→ The task
Look for "description" in each line of the entries, and return the matching lines.

→ Provided information
++++++++
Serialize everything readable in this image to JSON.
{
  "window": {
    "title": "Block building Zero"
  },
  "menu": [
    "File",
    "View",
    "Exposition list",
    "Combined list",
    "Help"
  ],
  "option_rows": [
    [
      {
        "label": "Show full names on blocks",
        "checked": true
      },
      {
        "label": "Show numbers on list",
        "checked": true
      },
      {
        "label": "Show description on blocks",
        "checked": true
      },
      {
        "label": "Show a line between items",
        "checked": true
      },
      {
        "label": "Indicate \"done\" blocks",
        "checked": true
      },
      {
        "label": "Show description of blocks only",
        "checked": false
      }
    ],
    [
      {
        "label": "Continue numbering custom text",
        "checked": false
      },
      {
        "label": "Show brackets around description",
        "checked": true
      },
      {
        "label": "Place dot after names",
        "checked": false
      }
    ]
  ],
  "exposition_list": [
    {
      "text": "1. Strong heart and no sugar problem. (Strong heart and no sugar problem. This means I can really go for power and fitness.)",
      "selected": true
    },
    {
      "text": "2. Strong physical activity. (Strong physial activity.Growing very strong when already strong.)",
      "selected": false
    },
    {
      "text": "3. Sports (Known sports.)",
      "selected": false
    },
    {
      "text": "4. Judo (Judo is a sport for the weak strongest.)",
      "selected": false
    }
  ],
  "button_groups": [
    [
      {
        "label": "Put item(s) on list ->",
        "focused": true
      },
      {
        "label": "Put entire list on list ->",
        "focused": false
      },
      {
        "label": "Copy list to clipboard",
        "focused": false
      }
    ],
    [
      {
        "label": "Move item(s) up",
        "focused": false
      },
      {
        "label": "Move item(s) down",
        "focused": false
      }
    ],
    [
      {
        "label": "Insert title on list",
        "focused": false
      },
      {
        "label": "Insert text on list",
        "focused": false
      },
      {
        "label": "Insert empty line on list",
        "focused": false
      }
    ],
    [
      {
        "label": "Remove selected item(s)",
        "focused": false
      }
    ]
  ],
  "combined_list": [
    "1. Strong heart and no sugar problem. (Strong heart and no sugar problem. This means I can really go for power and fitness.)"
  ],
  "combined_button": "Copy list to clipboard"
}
++++++++
→ Complete answer
        "label": "Show description on blocks",
        "label": "Show description of blocks only",
        "label": "Show brackets around description",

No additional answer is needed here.